[Dataset records]
---
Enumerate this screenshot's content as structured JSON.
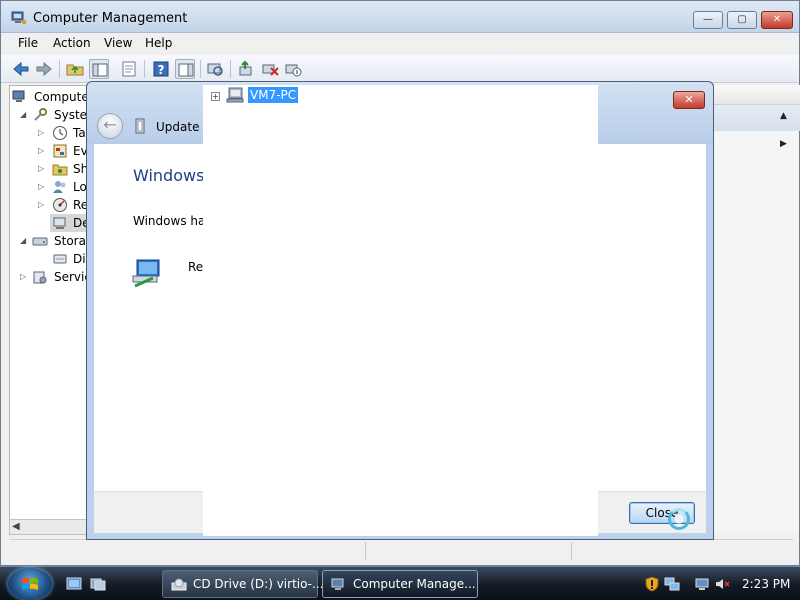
{
  "window": {
    "title": "Computer Management",
    "menu": [
      "File",
      "Action",
      "View",
      "Help"
    ]
  },
  "tree": {
    "items": [
      {
        "label": "Computer",
        "indent": 0,
        "expander": ""
      },
      {
        "label": "System",
        "indent": 1,
        "expander": "◢"
      },
      {
        "label": "Ta",
        "indent": 2,
        "expander": "▷"
      },
      {
        "label": "Eve",
        "indent": 2,
        "expander": "▷"
      },
      {
        "label": "Sha",
        "indent": 2,
        "expander": "▷"
      },
      {
        "label": "Loc",
        "indent": 2,
        "expander": "▷"
      },
      {
        "label": "Re",
        "indent": 2,
        "expander": "▷"
      },
      {
        "label": "De",
        "indent": 2,
        "expander": ""
      },
      {
        "label": "Storag",
        "indent": 1,
        "expander": "◢"
      },
      {
        "label": "Dis",
        "indent": 2,
        "expander": ""
      },
      {
        "label": "Service",
        "indent": 1,
        "expander": "▷"
      }
    ]
  },
  "dialog": {
    "title": "Update D",
    "heading": "Windows I",
    "message": "Windows has",
    "file_label": "Re",
    "close_button": "Close"
  },
  "popup": {
    "expander": "+",
    "node_label": "VM7-PC"
  },
  "taskbar": {
    "tasks": [
      {
        "label": "CD Drive (D:) virtio-...",
        "active": false
      },
      {
        "label": "Computer Manage...",
        "active": true
      }
    ],
    "clock": "2:23 PM"
  },
  "colors": {
    "selection": "#3399ff",
    "dialog_heading": "#1e3f8a",
    "close_caption": "#c4392b"
  }
}
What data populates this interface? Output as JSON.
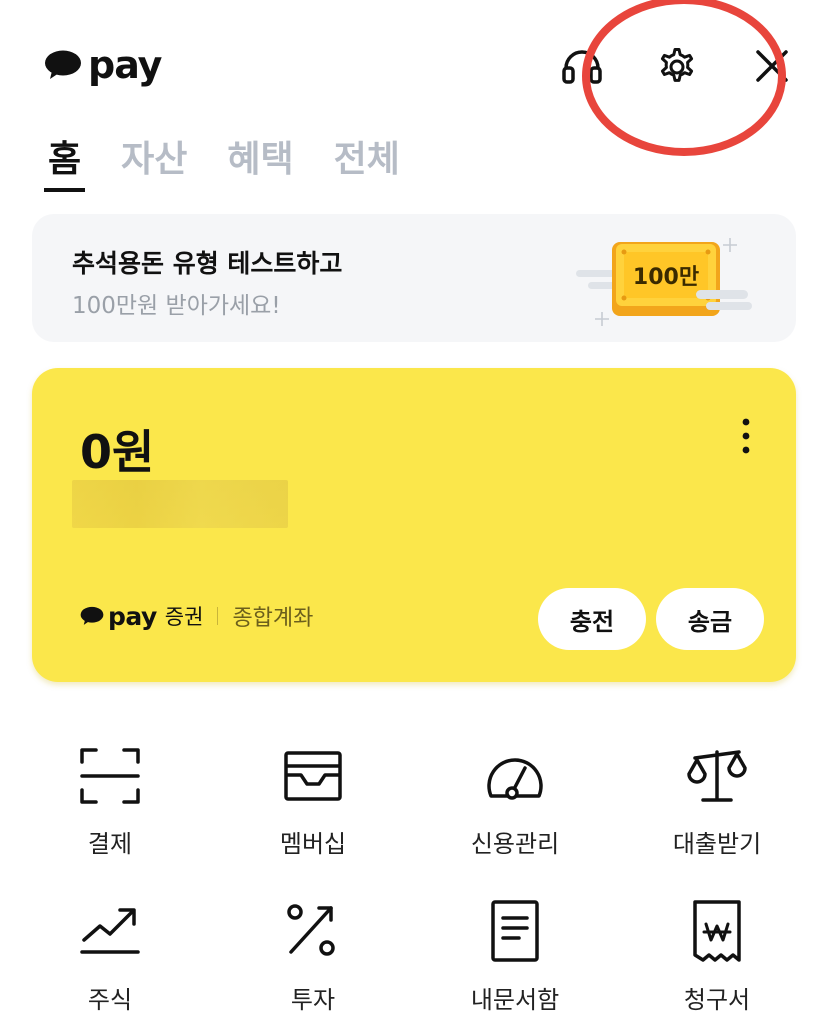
{
  "header": {
    "logo_text": "pay",
    "icons": [
      "headset-icon",
      "gear-icon",
      "close-icon"
    ]
  },
  "tabs": [
    {
      "label": "홈",
      "active": true
    },
    {
      "label": "자산",
      "active": false
    },
    {
      "label": "혜택",
      "active": false
    },
    {
      "label": "전체",
      "active": false
    }
  ],
  "promo": {
    "title": "추석용돈 유형 테스트하고",
    "subtitle": "100만원 받아가세요!",
    "badge": "100만"
  },
  "card": {
    "balance": "0원",
    "broker_logo": "pay",
    "broker_name": "증권",
    "account_type": "종합계좌",
    "charge_label": "충전",
    "send_label": "송금"
  },
  "menu": [
    {
      "label": "결제",
      "icon": "scan-icon"
    },
    {
      "label": "멤버십",
      "icon": "wallet-icon"
    },
    {
      "label": "신용관리",
      "icon": "gauge-icon"
    },
    {
      "label": "대출받기",
      "icon": "scale-icon"
    },
    {
      "label": "주식",
      "icon": "chart-up-icon"
    },
    {
      "label": "투자",
      "icon": "percent-icon"
    },
    {
      "label": "내문서함",
      "icon": "document-icon"
    },
    {
      "label": "청구서",
      "icon": "bill-icon"
    }
  ],
  "colors": {
    "accent_yellow": "#fbe74b",
    "highlight_red": "#e8453c",
    "inactive_tab": "#b6bcc6"
  }
}
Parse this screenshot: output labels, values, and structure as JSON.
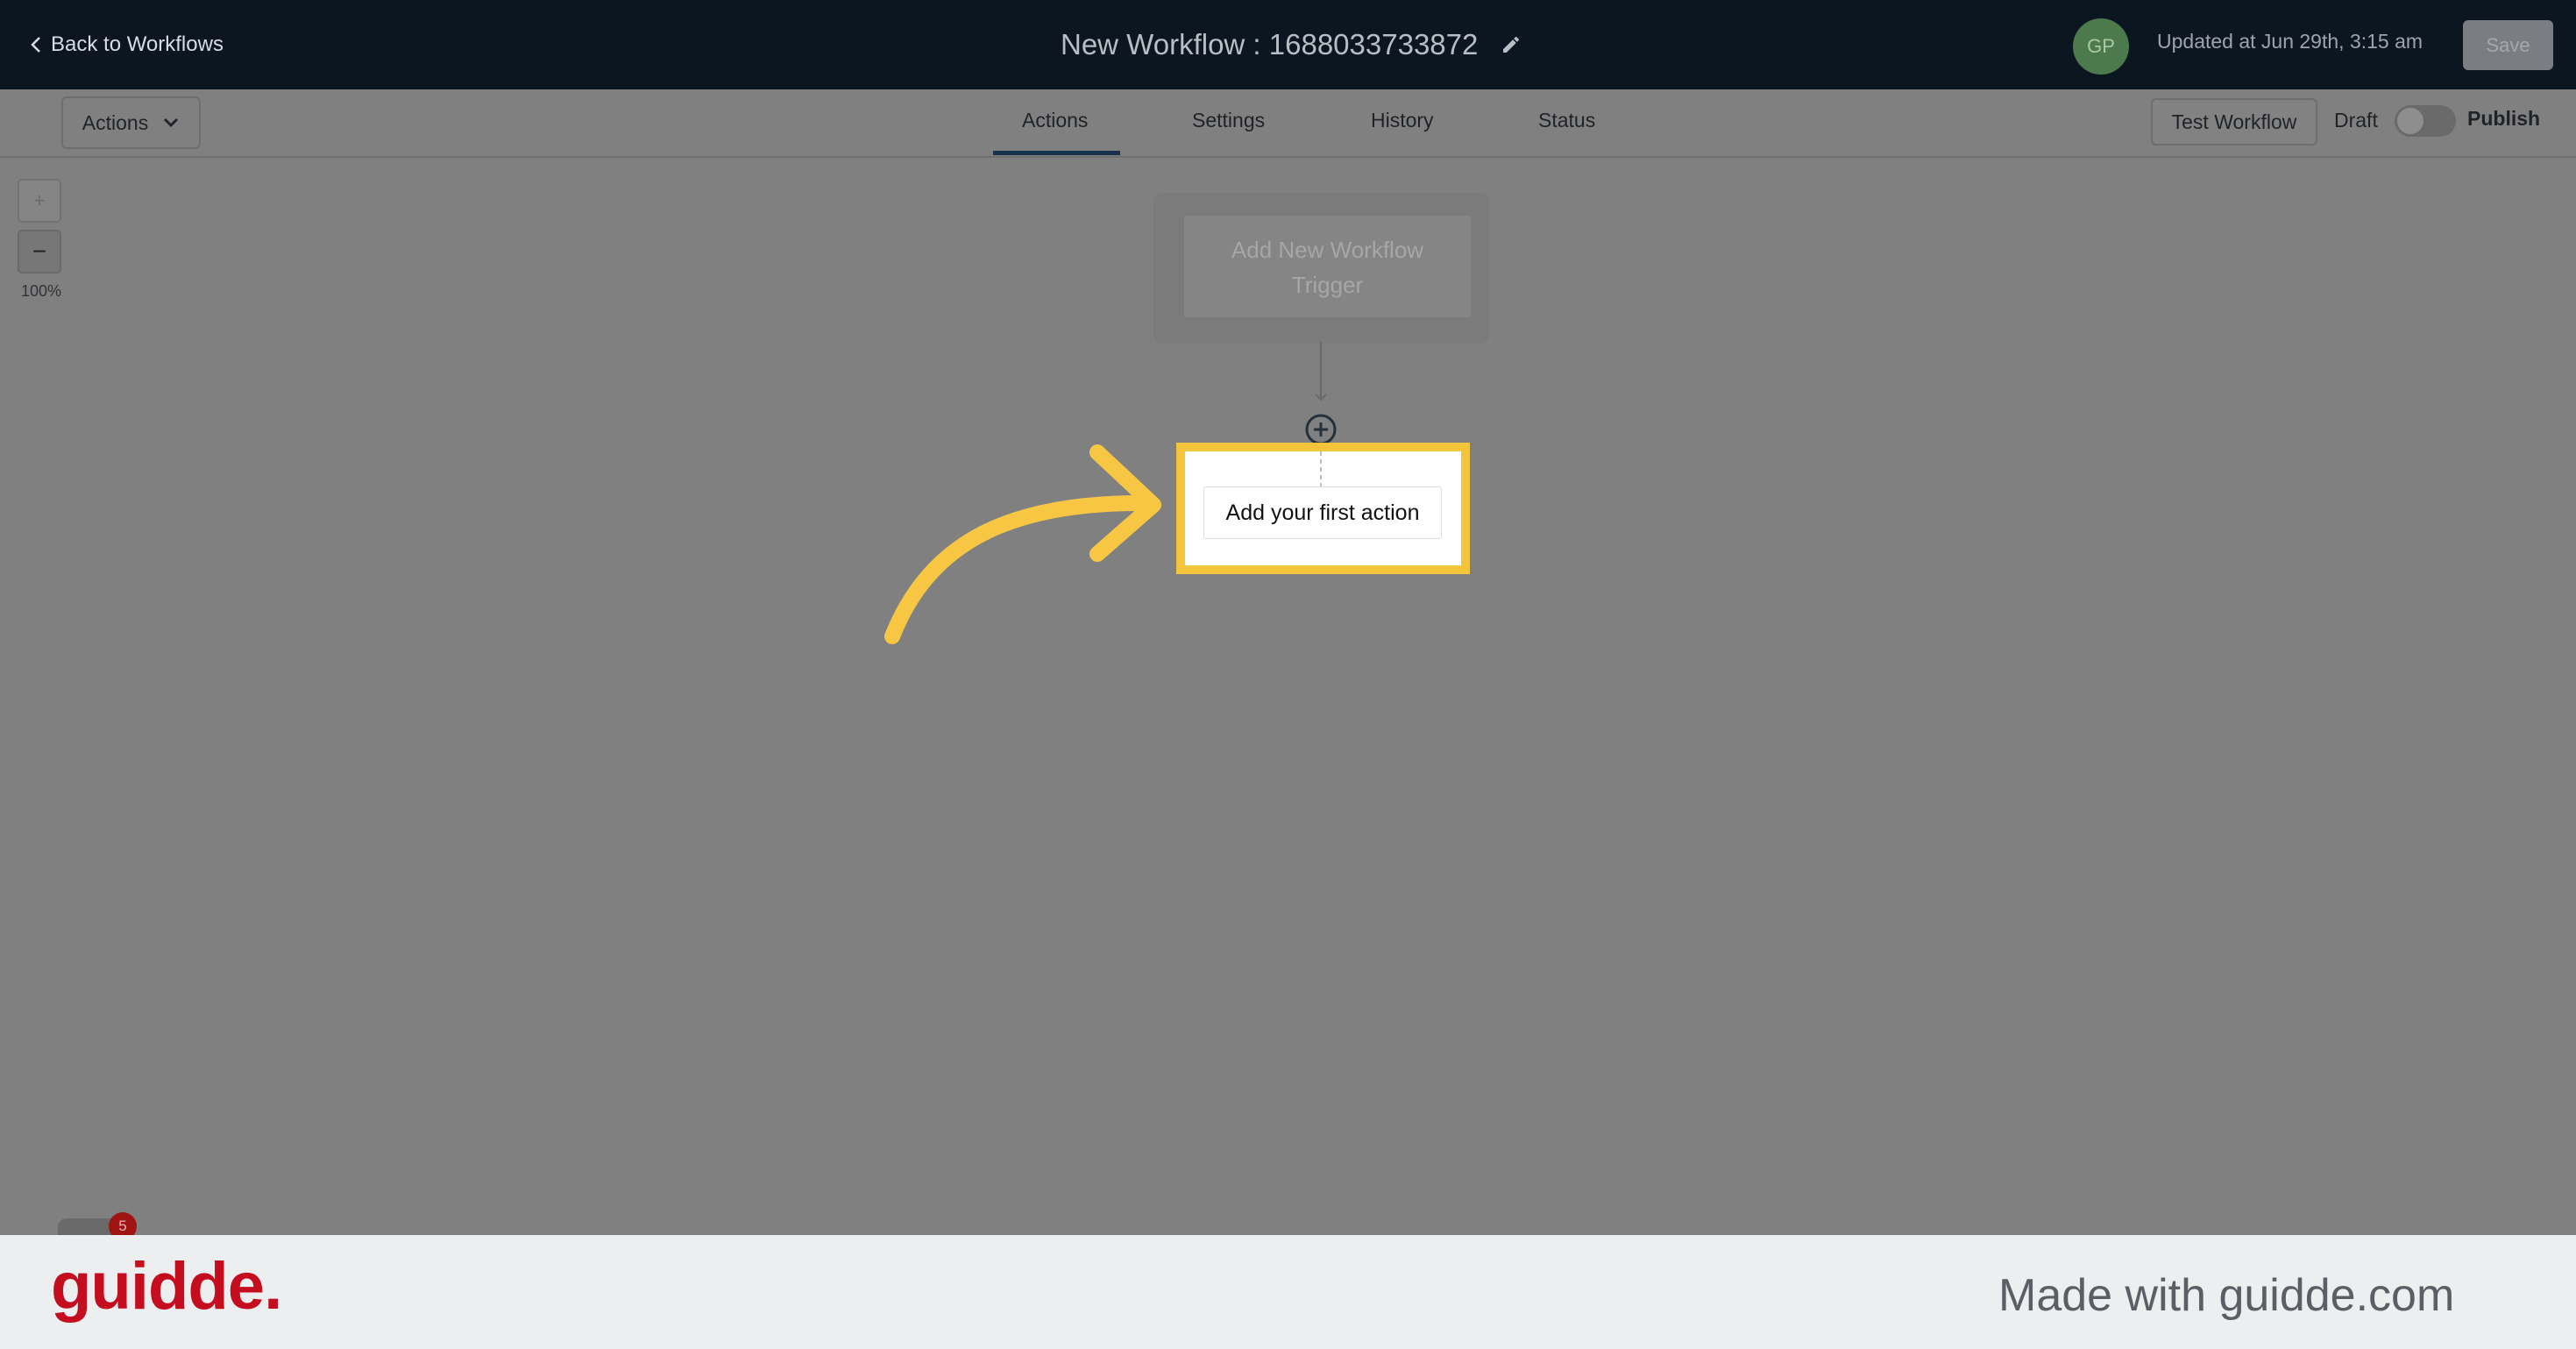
---
(Set task): Your task is to gather all lines from the entries above that hold the word "this".

(Task output):
Enumerate this screenshot's content as structured JSON.
What data populates this interface? Output as JSON.
Parse this screenshot: output labels, values, and structure as JSON.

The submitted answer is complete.